* WHAT THE TASK REQUIRES *
Extract the lines that carry the string "исключением" from the listing.

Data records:
'''

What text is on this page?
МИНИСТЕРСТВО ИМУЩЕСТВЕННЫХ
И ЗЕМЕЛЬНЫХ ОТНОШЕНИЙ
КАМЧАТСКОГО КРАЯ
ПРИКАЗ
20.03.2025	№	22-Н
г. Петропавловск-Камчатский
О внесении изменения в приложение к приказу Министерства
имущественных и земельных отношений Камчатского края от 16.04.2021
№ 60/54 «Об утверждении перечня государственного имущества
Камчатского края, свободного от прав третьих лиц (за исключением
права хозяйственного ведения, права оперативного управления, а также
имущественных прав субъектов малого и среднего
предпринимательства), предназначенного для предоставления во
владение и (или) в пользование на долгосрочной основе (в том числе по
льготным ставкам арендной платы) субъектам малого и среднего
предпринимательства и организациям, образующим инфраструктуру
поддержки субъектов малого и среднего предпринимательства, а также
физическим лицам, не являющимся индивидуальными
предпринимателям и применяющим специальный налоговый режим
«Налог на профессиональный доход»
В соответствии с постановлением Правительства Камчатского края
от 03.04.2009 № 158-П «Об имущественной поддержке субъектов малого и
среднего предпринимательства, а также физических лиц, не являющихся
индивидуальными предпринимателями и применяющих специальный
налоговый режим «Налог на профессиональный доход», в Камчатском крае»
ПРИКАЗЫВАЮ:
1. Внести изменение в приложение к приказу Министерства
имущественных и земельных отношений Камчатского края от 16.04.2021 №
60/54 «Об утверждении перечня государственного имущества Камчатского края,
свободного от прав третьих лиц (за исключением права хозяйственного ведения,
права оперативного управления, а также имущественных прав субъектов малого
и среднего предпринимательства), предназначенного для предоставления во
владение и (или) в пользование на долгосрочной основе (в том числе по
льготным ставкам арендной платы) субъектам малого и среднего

'''

* SOLUTION BELOW *
Камчатского края, свободного от прав третьих лиц (за исключением
свободного от прав третьих лиц (за исключением права хозяйственного ведения,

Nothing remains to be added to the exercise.